____ DATASET RECORDS

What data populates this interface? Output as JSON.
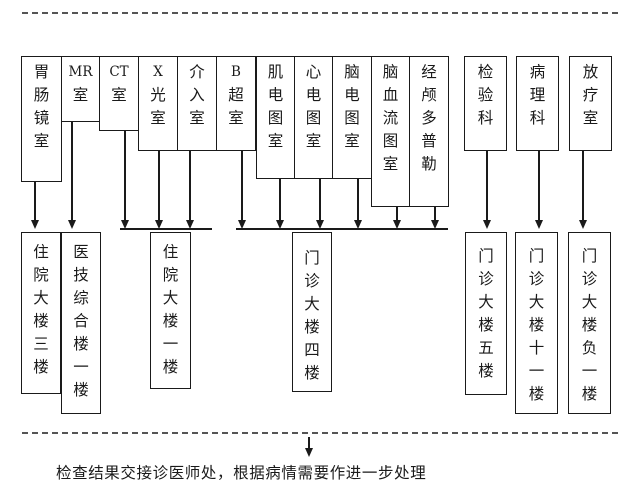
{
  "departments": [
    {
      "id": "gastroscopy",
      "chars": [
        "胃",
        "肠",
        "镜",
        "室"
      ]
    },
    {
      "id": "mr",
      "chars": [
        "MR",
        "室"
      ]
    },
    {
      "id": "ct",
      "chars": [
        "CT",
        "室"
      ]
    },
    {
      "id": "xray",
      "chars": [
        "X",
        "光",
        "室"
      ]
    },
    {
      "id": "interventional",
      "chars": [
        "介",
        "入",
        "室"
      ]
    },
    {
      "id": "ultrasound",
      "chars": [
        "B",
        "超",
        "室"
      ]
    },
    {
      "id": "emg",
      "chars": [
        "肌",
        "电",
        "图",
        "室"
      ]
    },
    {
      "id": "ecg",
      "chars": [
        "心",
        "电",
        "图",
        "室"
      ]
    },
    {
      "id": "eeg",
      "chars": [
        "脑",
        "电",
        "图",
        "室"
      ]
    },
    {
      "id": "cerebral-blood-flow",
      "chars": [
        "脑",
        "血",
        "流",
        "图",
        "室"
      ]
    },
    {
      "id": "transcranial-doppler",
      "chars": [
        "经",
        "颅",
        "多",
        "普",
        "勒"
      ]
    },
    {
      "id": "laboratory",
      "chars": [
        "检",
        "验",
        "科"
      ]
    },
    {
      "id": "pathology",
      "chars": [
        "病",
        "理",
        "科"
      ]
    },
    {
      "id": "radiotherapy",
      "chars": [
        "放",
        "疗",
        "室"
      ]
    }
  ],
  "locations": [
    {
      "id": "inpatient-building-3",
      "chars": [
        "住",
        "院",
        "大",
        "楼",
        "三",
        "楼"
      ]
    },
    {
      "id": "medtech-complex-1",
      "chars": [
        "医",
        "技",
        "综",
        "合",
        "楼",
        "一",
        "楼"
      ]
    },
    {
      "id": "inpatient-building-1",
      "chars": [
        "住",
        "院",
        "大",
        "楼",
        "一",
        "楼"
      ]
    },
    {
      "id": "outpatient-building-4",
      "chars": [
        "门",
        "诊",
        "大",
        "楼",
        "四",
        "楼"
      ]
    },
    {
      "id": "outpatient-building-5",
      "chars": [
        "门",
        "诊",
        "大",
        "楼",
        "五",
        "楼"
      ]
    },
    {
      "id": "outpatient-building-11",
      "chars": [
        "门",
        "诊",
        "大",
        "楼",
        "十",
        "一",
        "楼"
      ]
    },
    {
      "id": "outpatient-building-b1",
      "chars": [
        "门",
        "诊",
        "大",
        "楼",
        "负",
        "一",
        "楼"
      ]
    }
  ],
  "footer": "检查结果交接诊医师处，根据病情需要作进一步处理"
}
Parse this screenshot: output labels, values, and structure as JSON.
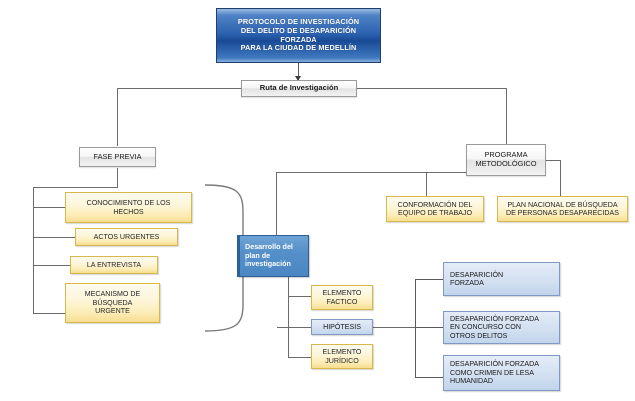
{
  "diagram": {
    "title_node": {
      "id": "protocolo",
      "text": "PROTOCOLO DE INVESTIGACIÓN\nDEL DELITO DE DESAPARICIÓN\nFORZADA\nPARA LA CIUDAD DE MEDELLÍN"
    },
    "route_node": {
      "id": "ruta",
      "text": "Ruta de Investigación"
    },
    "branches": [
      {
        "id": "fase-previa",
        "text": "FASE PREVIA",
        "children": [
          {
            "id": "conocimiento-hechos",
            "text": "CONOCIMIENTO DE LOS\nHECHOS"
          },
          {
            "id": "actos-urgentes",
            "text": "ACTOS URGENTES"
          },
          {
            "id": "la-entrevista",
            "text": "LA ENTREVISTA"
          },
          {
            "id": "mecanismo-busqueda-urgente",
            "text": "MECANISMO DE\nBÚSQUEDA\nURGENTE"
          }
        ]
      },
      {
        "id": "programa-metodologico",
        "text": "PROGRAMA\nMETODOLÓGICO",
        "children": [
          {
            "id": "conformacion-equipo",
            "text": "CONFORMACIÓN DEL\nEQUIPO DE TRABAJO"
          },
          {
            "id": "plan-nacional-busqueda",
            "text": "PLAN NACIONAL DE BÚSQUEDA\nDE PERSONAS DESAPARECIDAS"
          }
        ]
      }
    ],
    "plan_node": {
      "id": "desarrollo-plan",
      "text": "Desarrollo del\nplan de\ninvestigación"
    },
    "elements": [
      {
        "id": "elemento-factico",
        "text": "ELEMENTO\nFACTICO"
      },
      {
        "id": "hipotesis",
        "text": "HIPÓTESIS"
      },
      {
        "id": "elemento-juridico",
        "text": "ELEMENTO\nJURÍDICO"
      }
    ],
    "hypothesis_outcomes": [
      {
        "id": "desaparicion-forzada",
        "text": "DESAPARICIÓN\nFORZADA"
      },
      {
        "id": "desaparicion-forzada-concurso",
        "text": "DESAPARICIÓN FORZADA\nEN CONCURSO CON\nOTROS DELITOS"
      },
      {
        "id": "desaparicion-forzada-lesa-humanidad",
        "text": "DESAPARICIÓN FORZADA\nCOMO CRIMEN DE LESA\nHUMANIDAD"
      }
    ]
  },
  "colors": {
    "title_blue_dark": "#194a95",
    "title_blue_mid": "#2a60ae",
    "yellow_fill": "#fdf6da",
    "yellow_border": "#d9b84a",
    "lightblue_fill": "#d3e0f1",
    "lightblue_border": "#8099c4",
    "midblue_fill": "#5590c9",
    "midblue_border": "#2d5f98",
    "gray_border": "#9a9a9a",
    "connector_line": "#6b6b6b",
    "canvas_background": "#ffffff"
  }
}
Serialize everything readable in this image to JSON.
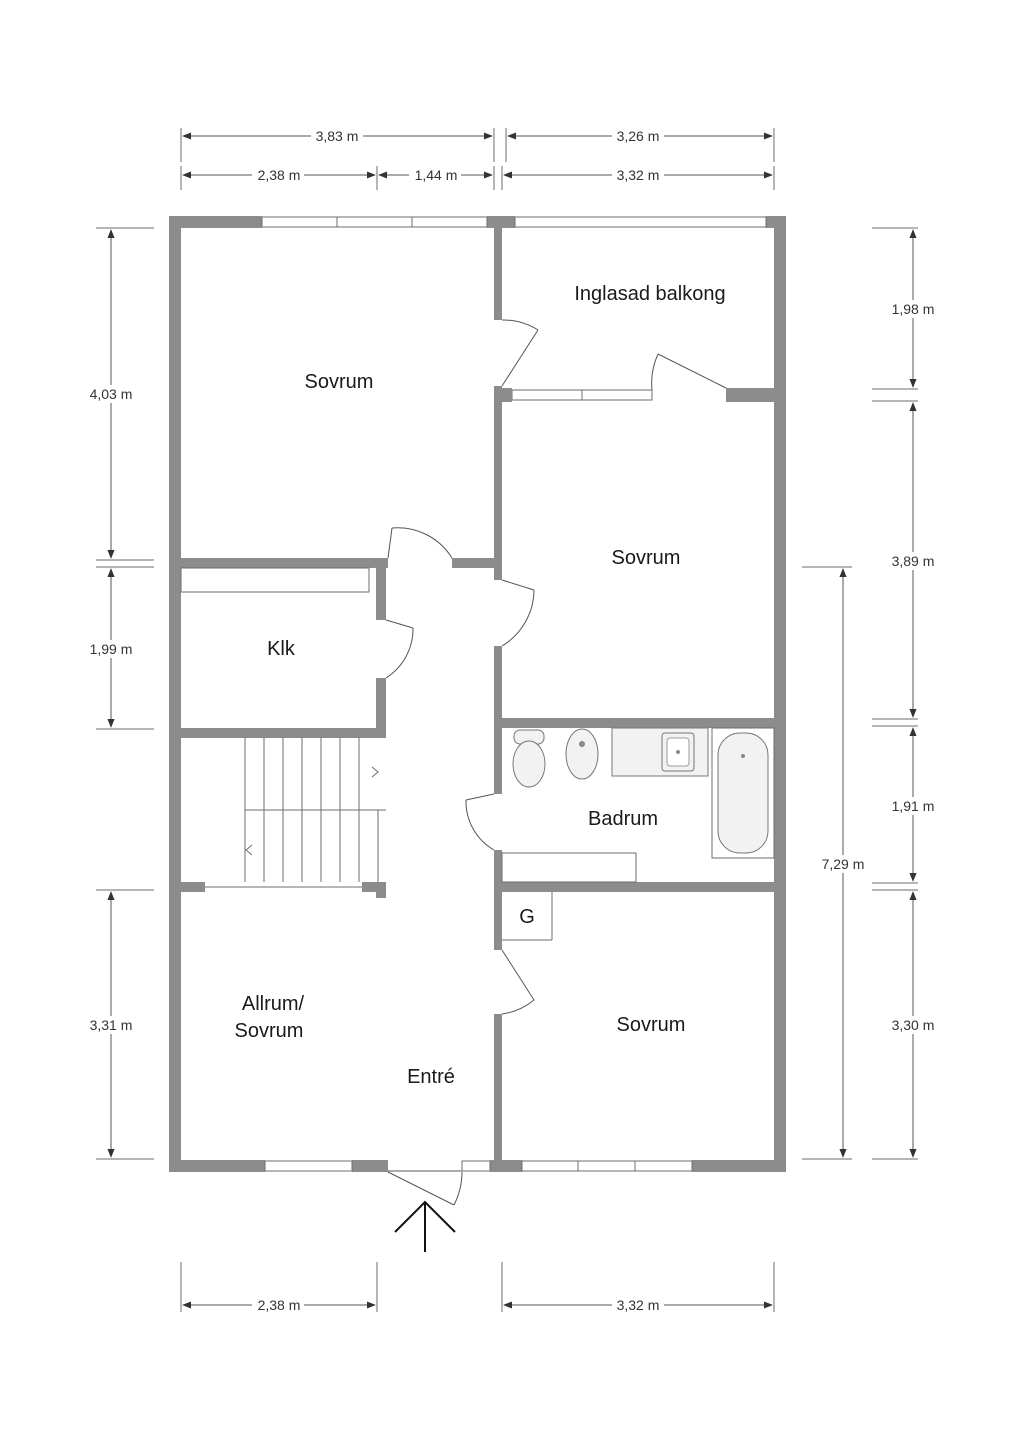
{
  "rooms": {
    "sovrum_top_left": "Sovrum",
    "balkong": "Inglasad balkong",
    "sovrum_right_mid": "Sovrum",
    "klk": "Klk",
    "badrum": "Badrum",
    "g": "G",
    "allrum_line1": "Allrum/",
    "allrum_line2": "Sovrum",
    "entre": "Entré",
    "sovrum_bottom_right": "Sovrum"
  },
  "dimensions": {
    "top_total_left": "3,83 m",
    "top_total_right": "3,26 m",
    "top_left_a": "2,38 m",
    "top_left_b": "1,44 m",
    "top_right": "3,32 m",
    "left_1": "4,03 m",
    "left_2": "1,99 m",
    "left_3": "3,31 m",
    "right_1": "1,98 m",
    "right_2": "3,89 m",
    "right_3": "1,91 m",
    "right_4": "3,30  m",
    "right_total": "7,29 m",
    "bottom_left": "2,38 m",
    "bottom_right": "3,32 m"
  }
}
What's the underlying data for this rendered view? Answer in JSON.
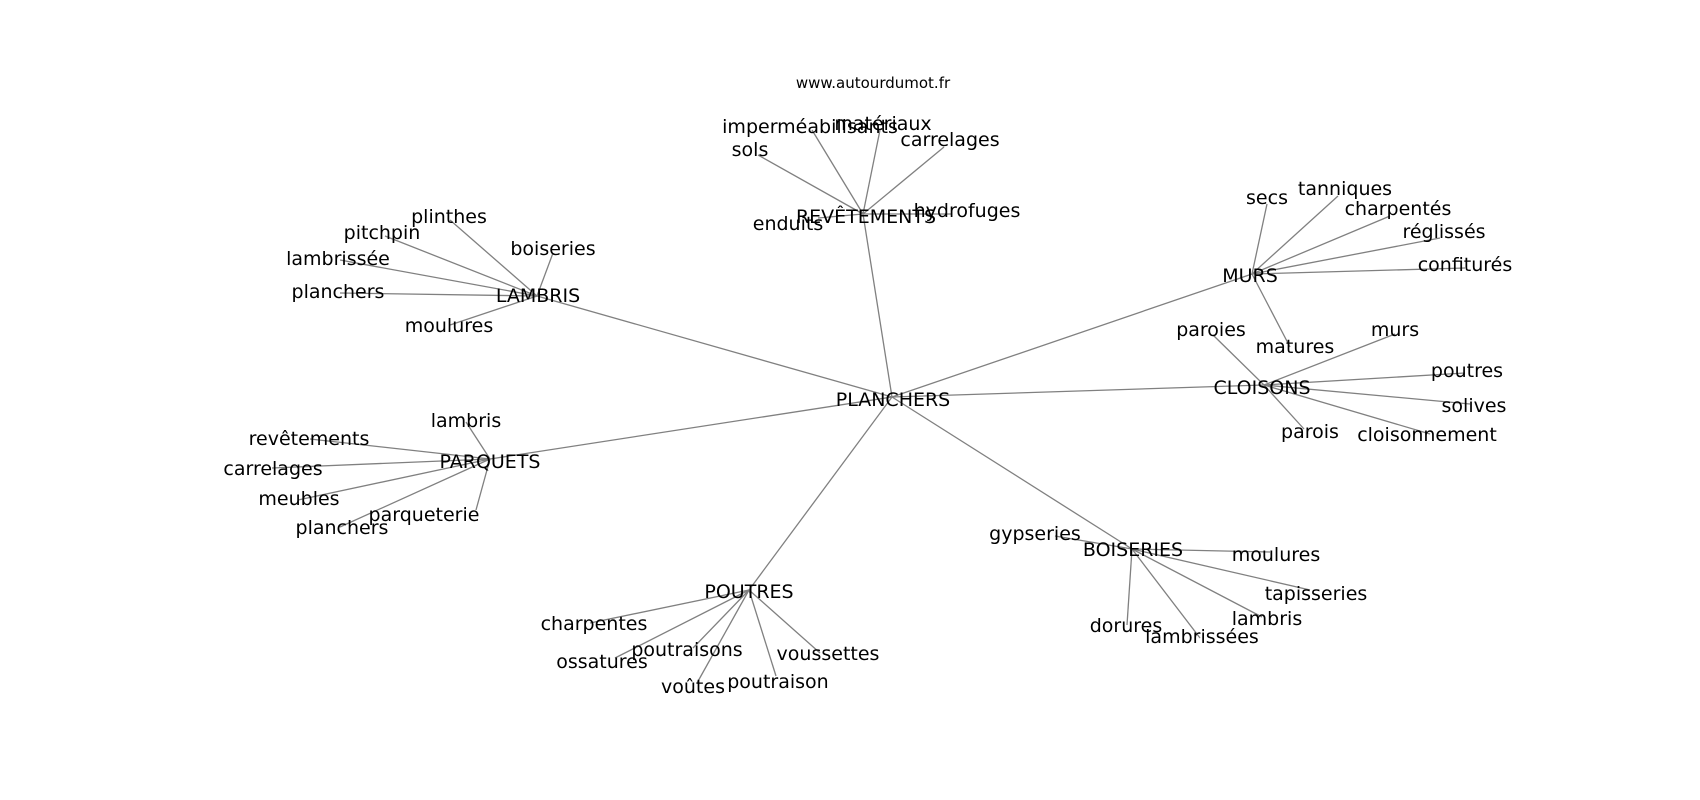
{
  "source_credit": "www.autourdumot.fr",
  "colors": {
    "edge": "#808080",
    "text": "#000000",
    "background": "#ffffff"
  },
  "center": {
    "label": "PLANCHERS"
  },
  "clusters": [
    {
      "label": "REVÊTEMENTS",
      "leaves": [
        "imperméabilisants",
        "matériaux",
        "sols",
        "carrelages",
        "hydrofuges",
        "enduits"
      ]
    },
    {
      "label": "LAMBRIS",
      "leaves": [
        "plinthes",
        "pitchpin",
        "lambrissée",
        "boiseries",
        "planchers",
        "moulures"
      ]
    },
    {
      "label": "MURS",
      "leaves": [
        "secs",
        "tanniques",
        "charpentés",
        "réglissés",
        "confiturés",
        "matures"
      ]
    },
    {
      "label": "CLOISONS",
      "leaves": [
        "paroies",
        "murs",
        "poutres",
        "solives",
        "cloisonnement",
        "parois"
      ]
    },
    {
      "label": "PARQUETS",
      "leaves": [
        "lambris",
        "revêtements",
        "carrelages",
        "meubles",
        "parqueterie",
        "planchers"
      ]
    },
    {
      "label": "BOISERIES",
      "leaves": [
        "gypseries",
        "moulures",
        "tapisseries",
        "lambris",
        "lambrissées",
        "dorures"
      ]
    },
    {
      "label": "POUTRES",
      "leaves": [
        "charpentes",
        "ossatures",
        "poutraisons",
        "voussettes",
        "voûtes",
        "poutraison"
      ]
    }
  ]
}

________

- TASK STATEMENT:
Restate the records word for word, omitting images.

- OUTPUT FOR THIS TASK:
What data populates this interface? Output as JSON.
{
  "departments": [
    {
      "id": "gastroscopy",
      "chars": [
        "胃",
        "肠",
        "镜",
        "室"
      ]
    },
    {
      "id": "mr",
      "chars": [
        "MR",
        "室"
      ]
    },
    {
      "id": "ct",
      "chars": [
        "CT",
        "室"
      ]
    },
    {
      "id": "xray",
      "chars": [
        "X",
        "光",
        "室"
      ]
    },
    {
      "id": "interventional",
      "chars": [
        "介",
        "入",
        "室"
      ]
    },
    {
      "id": "ultrasound",
      "chars": [
        "B",
        "超",
        "室"
      ]
    },
    {
      "id": "emg",
      "chars": [
        "肌",
        "电",
        "图",
        "室"
      ]
    },
    {
      "id": "ecg",
      "chars": [
        "心",
        "电",
        "图",
        "室"
      ]
    },
    {
      "id": "eeg",
      "chars": [
        "脑",
        "电",
        "图",
        "室"
      ]
    },
    {
      "id": "cerebral-blood-flow",
      "chars": [
        "脑",
        "血",
        "流",
        "图",
        "室"
      ]
    },
    {
      "id": "transcranial-doppler",
      "chars": [
        "经",
        "颅",
        "多",
        "普",
        "勒"
      ]
    },
    {
      "id": "laboratory",
      "chars": [
        "检",
        "验",
        "科"
      ]
    },
    {
      "id": "pathology",
      "chars": [
        "病",
        "理",
        "科"
      ]
    },
    {
      "id": "radiotherapy",
      "chars": [
        "放",
        "疗",
        "室"
      ]
    }
  ],
  "locations": [
    {
      "id": "inpatient-building-3",
      "chars": [
        "住",
        "院",
        "大",
        "楼",
        "三",
        "楼"
      ]
    },
    {
      "id": "medtech-complex-1",
      "chars": [
        "医",
        "技",
        "综",
        "合",
        "楼",
        "一",
        "楼"
      ]
    },
    {
      "id": "inpatient-building-1",
      "chars": [
        "住",
        "院",
        "大",
        "楼",
        "一",
        "楼"
      ]
    },
    {
      "id": "outpatient-building-4",
      "chars": [
        "门",
        "诊",
        "大",
        "楼",
        "四",
        "楼"
      ]
    },
    {
      "id": "outpatient-building-5",
      "chars": [
        "门",
        "诊",
        "大",
        "楼",
        "五",
        "楼"
      ]
    },
    {
      "id": "outpatient-building-11",
      "chars": [
        "门",
        "诊",
        "大",
        "楼",
        "十",
        "一",
        "楼"
      ]
    },
    {
      "id": "outpatient-building-b1",
      "chars": [
        "门",
        "诊",
        "大",
        "楼",
        "负",
        "一",
        "楼"
      ]
    }
  ],
  "footer": "检查结果交接诊医师处，根据病情需要作进一步处理"
}
Parse this screenshot: output labels, values, and structure as JSON.
{
  "diagram": {
    "title_node": {
      "id": "protocolo",
      "text": "PROTOCOLO DE INVESTIGACIÓN\nDEL DELITO DE DESAPARICIÓN\nFORZADA\nPARA LA CIUDAD DE MEDELLÍN"
    },
    "route_node": {
      "id": "ruta",
      "text": "Ruta de Investigación"
    },
    "branches": [
      {
        "id": "fase-previa",
        "text": "FASE PREVIA",
        "children": [
          {
            "id": "conocimiento-hechos",
            "text": "CONOCIMIENTO DE LOS\nHECHOS"
          },
          {
            "id": "actos-urgentes",
            "text": "ACTOS URGENTES"
          },
          {
            "id": "la-entrevista",
            "text": "LA ENTREVISTA"
          },
          {
            "id": "mecanismo-busqueda-urgente",
            "text": "MECANISMO DE\nBÚSQUEDA\nURGENTE"
          }
        ]
      },
      {
        "id": "programa-metodologico",
        "text": "PROGRAMA\nMETODOLÓGICO",
        "children": [
          {
            "id": "conformacion-equipo",
            "text": "CONFORMACIÓN DEL\nEQUIPO DE TRABAJO"
          },
          {
            "id": "plan-nacional-busqueda",
            "text": "PLAN NACIONAL DE BÚSQUEDA\nDE PERSONAS DESAPARECIDAS"
          }
        ]
      }
    ],
    "plan_node": {
      "id": "desarrollo-plan",
      "text": "Desarrollo del\nplan de\ninvestigación"
    },
    "elements": [
      {
        "id": "elemento-factico",
        "text": "ELEMENTO\nFACTICO"
      },
      {
        "id": "hipotesis",
        "text": "HIPÓTESIS"
      },
      {
        "id": "elemento-juridico",
        "text": "ELEMENTO\nJURÍDICO"
      }
    ],
    "hypothesis_outcomes": [
      {
        "id": "desaparicion-forzada",
        "text": "DESAPARICIÓN\nFORZADA"
      },
      {
        "id": "desaparicion-forzada-concurso",
        "text": "DESAPARICIÓN FORZADA\nEN CONCURSO CON\nOTROS DELITOS"
      },
      {
        "id": "desaparicion-forzada-lesa-humanidad",
        "text": "DESAPARICIÓN FORZADA\nCOMO CRIMEN DE LESA\nHUMANIDAD"
      }
    ]
  },
  "colors": {
    "title_blue_dark": "#194a95",
    "title_blue_mid": "#2a60ae",
    "yellow_fill": "#fdf6da",
    "yellow_border": "#d9b84a",
    "lightblue_fill": "#d3e0f1",
    "lightblue_border": "#8099c4",
    "midblue_fill": "#5590c9",
    "midblue_border": "#2d5f98",
    "gray_border": "#9a9a9a",
    "connector_line": "#6b6b6b",
    "canvas_background": "#ffffff"
  }
}
Serialize everything readable in this image to JSON.
{
  "rooms": {
    "sovrum_top_left": "Sovrum",
    "balkong": "Inglasad balkong",
    "sovrum_right_mid": "Sovrum",
    "klk": "Klk",
    "badrum": "Badrum",
    "g": "G",
    "allrum_line1": "Allrum/",
    "allrum_line2": "Sovrum",
    "entre": "Entré",
    "sovrum_bottom_right": "Sovrum"
  },
  "dimensions": {
    "top_total_left": "3,83 m",
    "top_total_right": "3,26 m",
    "top_left_a": "2,38 m",
    "top_left_b": "1,44 m",
    "top_right": "3,32 m",
    "left_1": "4,03 m",
    "left_2": "1,99 m",
    "left_3": "3,31 m",
    "right_1": "1,98 m",
    "right_2": "3,89 m",
    "right_3": "1,91 m",
    "right_4": "3,30  m",
    "right_total": "7,29 m",
    "bottom_left": "2,38 m",
    "bottom_right": "3,32 m"
  }
}
What's the underlying data for this rendered view? Answer in JSON.
{
  "source_credit": "www.autourdumot.fr",
  "colors": {
    "edge": "#808080",
    "text": "#000000",
    "background": "#ffffff"
  },
  "center": {
    "label": "PLANCHERS"
  },
  "clusters": [
    {
      "label": "REVÊTEMENTS",
      "leaves": [
        "imperméabilisants",
        "matériaux",
        "sols",
        "carrelages",
        "hydrofuges",
        "enduits"
      ]
    },
    {
      "label": "LAMBRIS",
      "leaves": [
        "plinthes",
        "pitchpin",
        "lambrissée",
        "boiseries",
        "planchers",
        "moulures"
      ]
    },
    {
      "label": "MURS",
      "leaves": [
        "secs",
        "tanniques",
        "charpentés",
        "réglissés",
        "confiturés",
        "matures"
      ]
    },
    {
      "label": "CLOISONS",
      "leaves": [
        "paroies",
        "murs",
        "poutres",
        "solives",
        "cloisonnement",
        "parois"
      ]
    },
    {
      "label": "PARQUETS",
      "leaves": [
        "lambris",
        "revêtements",
        "carrelages",
        "meubles",
        "parqueterie",
        "planchers"
      ]
    },
    {
      "label": "BOISERIES",
      "leaves": [
        "gypseries",
        "moulures",
        "tapisseries",
        "lambris",
        "lambrissées",
        "dorures"
      ]
    },
    {
      "label": "POUTRES",
      "leaves": [
        "charpentes",
        "ossatures",
        "poutraisons",
        "voussettes",
        "voûtes",
        "poutraison"
      ]
    }
  ]
}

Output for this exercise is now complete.